Short task:
In the data below, locate each line with the word "then" and list it.

Stored dataset items
_____

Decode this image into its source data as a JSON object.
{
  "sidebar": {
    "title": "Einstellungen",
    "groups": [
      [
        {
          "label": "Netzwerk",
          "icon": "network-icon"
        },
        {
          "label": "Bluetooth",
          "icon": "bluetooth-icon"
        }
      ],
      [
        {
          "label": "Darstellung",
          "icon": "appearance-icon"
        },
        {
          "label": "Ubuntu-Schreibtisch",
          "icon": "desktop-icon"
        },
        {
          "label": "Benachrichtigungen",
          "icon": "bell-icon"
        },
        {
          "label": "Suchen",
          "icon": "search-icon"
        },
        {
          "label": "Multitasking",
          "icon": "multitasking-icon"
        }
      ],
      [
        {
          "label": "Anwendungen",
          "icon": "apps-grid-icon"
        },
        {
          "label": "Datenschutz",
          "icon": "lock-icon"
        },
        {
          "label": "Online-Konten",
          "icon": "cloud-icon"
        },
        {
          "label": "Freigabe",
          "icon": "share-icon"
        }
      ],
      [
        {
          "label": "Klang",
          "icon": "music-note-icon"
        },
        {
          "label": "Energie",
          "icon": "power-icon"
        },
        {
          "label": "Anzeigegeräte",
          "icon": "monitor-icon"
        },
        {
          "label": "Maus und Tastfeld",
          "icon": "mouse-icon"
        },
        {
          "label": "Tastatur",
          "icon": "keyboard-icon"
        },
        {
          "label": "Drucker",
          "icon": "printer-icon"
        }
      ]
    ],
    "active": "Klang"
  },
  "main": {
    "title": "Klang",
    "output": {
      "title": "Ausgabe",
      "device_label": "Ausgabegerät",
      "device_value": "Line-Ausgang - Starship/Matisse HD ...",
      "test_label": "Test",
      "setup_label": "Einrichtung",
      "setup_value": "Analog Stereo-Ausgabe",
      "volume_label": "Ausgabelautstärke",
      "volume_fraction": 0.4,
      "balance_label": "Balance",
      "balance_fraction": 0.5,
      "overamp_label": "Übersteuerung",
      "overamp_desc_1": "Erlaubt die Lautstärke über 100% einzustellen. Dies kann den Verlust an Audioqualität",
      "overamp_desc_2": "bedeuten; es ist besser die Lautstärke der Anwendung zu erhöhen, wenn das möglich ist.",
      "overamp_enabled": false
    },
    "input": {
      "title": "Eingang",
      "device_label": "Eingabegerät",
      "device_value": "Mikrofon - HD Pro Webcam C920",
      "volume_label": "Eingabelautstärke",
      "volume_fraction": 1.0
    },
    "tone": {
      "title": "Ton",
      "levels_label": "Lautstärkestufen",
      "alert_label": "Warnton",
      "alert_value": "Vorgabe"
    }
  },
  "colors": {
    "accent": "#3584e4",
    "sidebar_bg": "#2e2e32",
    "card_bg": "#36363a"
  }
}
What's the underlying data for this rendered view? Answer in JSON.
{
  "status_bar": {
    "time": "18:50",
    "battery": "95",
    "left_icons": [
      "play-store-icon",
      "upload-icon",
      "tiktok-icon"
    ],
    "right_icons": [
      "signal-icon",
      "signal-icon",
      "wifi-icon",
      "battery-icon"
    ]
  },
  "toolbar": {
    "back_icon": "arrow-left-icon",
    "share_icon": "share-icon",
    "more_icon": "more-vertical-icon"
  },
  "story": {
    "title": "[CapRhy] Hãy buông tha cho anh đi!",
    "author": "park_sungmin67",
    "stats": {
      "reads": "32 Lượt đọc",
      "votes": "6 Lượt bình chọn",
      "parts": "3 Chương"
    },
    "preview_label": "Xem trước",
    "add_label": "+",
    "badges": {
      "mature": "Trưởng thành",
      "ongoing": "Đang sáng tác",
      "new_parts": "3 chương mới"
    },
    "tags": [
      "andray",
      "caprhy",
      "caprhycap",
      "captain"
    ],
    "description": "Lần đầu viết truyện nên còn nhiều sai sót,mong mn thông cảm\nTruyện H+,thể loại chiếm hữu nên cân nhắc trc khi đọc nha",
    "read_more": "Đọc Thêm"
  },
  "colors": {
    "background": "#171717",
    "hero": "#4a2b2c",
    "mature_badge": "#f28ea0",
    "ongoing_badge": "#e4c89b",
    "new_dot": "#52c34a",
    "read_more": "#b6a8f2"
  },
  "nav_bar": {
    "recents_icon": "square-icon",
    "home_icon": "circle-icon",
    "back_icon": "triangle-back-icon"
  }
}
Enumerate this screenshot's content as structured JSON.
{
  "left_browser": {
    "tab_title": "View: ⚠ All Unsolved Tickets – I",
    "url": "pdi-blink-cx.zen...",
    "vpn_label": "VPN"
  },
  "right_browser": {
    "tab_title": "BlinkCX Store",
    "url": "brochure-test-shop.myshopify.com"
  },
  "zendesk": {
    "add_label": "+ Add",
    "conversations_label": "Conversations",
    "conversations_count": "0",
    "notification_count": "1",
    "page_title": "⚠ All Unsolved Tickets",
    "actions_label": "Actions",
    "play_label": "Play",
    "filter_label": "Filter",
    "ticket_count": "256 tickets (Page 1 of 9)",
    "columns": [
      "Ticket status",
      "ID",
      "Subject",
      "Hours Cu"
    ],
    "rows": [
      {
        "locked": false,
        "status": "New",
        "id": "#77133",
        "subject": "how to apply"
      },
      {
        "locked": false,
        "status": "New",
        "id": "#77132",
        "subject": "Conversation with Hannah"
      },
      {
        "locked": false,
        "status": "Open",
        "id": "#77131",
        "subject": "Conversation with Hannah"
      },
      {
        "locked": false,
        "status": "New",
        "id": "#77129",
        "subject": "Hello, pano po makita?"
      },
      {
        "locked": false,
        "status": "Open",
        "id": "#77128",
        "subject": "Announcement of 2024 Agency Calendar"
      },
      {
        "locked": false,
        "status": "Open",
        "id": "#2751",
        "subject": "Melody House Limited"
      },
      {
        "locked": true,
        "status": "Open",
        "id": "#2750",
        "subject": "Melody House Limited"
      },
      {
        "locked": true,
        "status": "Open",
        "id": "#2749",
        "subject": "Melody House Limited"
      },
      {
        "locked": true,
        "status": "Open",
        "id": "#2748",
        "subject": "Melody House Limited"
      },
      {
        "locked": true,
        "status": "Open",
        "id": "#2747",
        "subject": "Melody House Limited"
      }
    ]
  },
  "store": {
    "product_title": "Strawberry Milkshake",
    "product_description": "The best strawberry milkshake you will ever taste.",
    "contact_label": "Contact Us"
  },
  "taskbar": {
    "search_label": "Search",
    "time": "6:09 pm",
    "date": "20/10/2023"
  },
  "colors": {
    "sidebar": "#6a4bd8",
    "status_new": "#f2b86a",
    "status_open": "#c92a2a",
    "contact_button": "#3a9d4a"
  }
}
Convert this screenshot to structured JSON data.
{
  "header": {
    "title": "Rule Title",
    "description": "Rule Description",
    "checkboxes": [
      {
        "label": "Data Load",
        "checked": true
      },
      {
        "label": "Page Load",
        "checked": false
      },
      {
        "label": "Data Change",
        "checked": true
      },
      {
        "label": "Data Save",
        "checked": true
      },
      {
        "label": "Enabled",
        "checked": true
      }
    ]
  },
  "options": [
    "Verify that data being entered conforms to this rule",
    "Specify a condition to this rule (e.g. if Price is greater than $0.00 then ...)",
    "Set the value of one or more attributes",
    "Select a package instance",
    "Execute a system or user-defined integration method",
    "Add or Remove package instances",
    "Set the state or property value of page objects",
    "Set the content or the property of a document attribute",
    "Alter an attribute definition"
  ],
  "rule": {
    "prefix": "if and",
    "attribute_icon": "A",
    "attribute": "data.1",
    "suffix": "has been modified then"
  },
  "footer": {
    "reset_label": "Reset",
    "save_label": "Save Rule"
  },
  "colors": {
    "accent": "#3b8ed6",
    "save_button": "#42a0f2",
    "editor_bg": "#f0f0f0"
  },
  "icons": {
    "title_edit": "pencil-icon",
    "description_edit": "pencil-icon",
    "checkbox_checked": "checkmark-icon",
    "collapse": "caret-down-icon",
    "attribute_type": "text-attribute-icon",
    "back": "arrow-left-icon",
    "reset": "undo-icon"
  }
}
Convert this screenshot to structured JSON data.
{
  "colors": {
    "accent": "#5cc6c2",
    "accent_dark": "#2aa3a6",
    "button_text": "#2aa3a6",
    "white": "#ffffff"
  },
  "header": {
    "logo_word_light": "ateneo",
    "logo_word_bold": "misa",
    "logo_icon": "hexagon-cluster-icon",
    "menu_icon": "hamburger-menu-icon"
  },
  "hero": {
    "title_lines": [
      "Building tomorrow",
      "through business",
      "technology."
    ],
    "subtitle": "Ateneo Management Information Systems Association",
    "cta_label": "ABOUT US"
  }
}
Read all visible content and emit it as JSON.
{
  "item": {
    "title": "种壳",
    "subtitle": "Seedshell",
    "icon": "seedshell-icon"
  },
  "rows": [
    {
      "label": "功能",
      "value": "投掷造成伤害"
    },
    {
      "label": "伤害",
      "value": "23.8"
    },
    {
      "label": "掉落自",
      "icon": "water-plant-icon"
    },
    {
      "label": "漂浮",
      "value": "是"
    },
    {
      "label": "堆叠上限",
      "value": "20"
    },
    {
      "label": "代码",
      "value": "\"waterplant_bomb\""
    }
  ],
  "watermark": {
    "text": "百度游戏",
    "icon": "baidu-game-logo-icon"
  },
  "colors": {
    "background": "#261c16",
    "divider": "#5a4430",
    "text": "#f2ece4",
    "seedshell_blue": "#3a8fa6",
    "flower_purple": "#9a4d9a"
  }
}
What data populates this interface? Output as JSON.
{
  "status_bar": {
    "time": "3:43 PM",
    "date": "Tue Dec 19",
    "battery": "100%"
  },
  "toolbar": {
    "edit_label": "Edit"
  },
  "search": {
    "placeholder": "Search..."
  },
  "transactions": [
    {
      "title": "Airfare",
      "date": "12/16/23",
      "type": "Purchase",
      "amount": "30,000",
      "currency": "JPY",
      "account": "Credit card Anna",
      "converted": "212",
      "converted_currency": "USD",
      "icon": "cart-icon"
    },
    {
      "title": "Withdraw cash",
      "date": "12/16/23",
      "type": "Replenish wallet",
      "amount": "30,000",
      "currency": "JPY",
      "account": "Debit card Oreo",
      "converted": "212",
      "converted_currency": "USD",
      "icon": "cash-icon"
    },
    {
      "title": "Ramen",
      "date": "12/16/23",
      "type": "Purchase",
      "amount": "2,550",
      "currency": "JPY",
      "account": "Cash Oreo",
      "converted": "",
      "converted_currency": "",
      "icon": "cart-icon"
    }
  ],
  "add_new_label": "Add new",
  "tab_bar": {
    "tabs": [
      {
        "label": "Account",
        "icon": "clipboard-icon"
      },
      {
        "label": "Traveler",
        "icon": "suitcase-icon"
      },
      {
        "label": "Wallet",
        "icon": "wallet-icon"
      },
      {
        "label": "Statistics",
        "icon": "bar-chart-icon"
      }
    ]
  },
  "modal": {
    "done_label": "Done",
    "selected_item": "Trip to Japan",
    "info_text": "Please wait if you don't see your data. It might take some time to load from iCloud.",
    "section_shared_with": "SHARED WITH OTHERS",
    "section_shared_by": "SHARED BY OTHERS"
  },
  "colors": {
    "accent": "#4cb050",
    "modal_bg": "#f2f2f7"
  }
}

_____

Finished exercise:
    "Specify a condition to this rule (e.g. if Price is greater than $0.00 then ...)",
    "suffix": "has been modified then"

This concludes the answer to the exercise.